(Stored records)
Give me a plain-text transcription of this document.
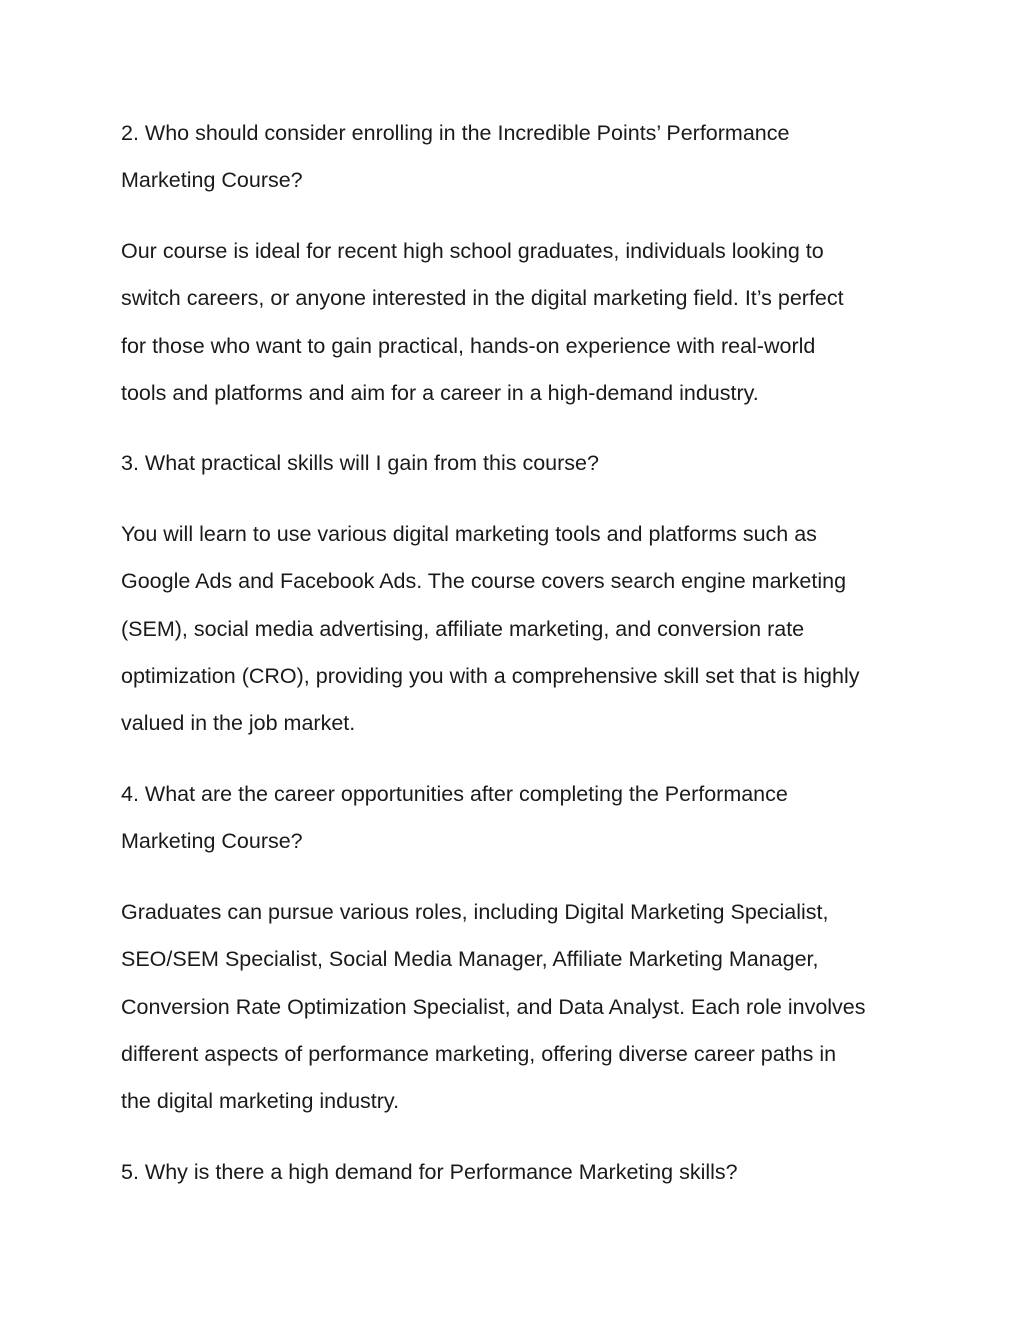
2. Who should consider enrolling in the Incredible Points’ Performance
Marketing Course?

Our course is ideal for recent high school graduates, individuals looking to
switch careers, or anyone interested in the digital marketing field. It’s perfect
for those who want to gain practical, hands-on experience with real-world
tools and platforms and aim for a career in a high-demand industry.

3. What practical skills will I gain from this course?

You will learn to use various digital marketing tools and platforms such as
Google Ads and Facebook Ads. The course covers search engine marketing
(SEM), social media advertising, affiliate marketing, and conversion rate
optimization (CRO), providing you with a comprehensive skill set that is highly
valued in the job market.

4. What are the career opportunities after completing the Performance
Marketing Course?

Graduates can pursue various roles, including Digital Marketing Specialist,
SEO/SEM Specialist, Social Media Manager, Affiliate Marketing Manager,
Conversion Rate Optimization Specialist, and Data Analyst. Each role involves
different aspects of performance marketing, offering diverse career paths in
the digital marketing industry.

5. Why is there a high demand for Performance Marketing skills?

*Exercise goal*: Give the entries again word for word, but skip the pictures.

*Response to this exercise*:
Give me a plain-text transcription of this document.
2. Who should consider enrolling in the Incredible Points’ Performance
Marketing Course?

Our course is ideal for recent high school graduates, individuals looking to
switch careers, or anyone interested in the digital marketing field. It’s perfect
for those who want to gain practical, hands-on experience with real-world
tools and platforms and aim for a career in a high-demand industry.

3. What practical skills will I gain from this course?

You will learn to use various digital marketing tools and platforms such as
Google Ads and Facebook Ads. The course covers search engine marketing
(SEM), social media advertising, affiliate marketing, and conversion rate
optimization (CRO), providing you with a comprehensive skill set that is highly
valued in the job market.

4. What are the career opportunities after completing the Performance
Marketing Course?

Graduates can pursue various roles, including Digital Marketing Specialist,
SEO/SEM Specialist, Social Media Manager, Affiliate Marketing Manager,
Conversion Rate Optimization Specialist, and Data Analyst. Each role involves
different aspects of performance marketing, offering diverse career paths in
the digital marketing industry.

5. Why is there a high demand for Performance Marketing skills?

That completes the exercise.